* start Records provided *

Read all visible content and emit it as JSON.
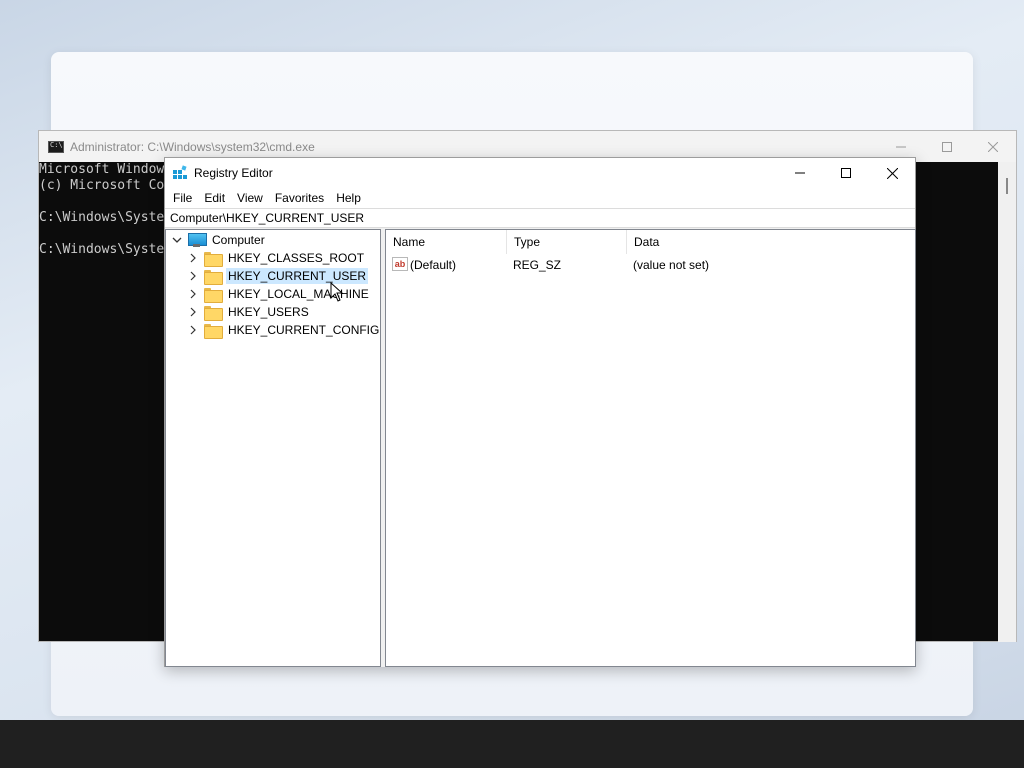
{
  "cmd": {
    "title": "Administrator: C:\\Windows\\system32\\cmd.exe",
    "lines": [
      "Microsoft Windows",
      "(c) Microsoft Co",
      "",
      "C:\\Windows\\Syste",
      "",
      "C:\\Windows\\Syste"
    ]
  },
  "regedit": {
    "title": "Registry Editor",
    "menu": [
      "File",
      "Edit",
      "View",
      "Favorites",
      "Help"
    ],
    "address": "Computer\\HKEY_CURRENT_USER",
    "tree": {
      "root": "Computer",
      "children": [
        "HKEY_CLASSES_ROOT",
        "HKEY_CURRENT_USER",
        "HKEY_LOCAL_MACHINE",
        "HKEY_USERS",
        "HKEY_CURRENT_CONFIG"
      ],
      "selected_index": 1
    },
    "columns": [
      "Name",
      "Type",
      "Data"
    ],
    "values": [
      {
        "name": "(Default)",
        "type": "REG_SZ",
        "data": "(value not set)",
        "icon": "ab"
      }
    ]
  },
  "colors": {
    "selection": "#cce8ff",
    "console_bg": "#0c0c0c",
    "taskbar": "#202020"
  }
}
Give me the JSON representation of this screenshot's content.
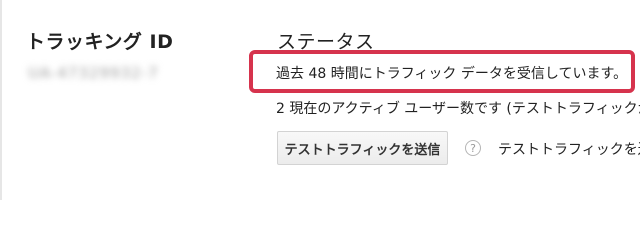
{
  "tracking": {
    "label": "トラッキング ID",
    "id_value": "UA-47329932-7"
  },
  "status": {
    "header": "ステータス",
    "message": "過去 48 時間にトラフィック データを受信しています。",
    "active_users": "2 現在のアクティブ ユーザー数です (テストトラフィックか"
  },
  "test_traffic": {
    "button_label": "テストトラフィックを送信",
    "help_icon_glyph": "?",
    "help_text": "テストトラフィックを送"
  },
  "colors": {
    "highlight_border": "#d6334d"
  }
}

* end Records provided *

Your task is to retype all the entries exactly and leave out any pictures.

Read all visible content and emit it as JSON.
{
  "cmd": {
    "title": "Administrator: C:\\Windows\\system32\\cmd.exe",
    "lines": [
      "Microsoft Windows",
      "(c) Microsoft Co",
      "",
      "C:\\Windows\\Syste",
      "",
      "C:\\Windows\\Syste"
    ]
  },
  "regedit": {
    "title": "Registry Editor",
    "menu": [
      "File",
      "Edit",
      "View",
      "Favorites",
      "Help"
    ],
    "address": "Computer\\HKEY_CURRENT_USER",
    "tree": {
      "root": "Computer",
      "children": [
        "HKEY_CLASSES_ROOT",
        "HKEY_CURRENT_USER",
        "HKEY_LOCAL_MACHINE",
        "HKEY_USERS",
        "HKEY_CURRENT_CONFIG"
      ],
      "selected_index": 1
    },
    "columns": [
      "Name",
      "Type",
      "Data"
    ],
    "values": [
      {
        "name": "(Default)",
        "type": "REG_SZ",
        "data": "(value not set)",
        "icon": "ab"
      }
    ]
  },
  "colors": {
    "selection": "#cce8ff",
    "console_bg": "#0c0c0c",
    "taskbar": "#202020"
  }
}
Give me the JSON representation of this screenshot's content.
{
  "tracking": {
    "label": "トラッキング ID",
    "id_value": "UA-47329932-7"
  },
  "status": {
    "header": "ステータス",
    "message": "過去 48 時間にトラフィック データを受信しています。",
    "active_users": "2 現在のアクティブ ユーザー数です (テストトラフィックか"
  },
  "test_traffic": {
    "button_label": "テストトラフィックを送信",
    "help_icon_glyph": "?",
    "help_text": "テストトラフィックを送"
  },
  "colors": {
    "highlight_border": "#d6334d"
  }
}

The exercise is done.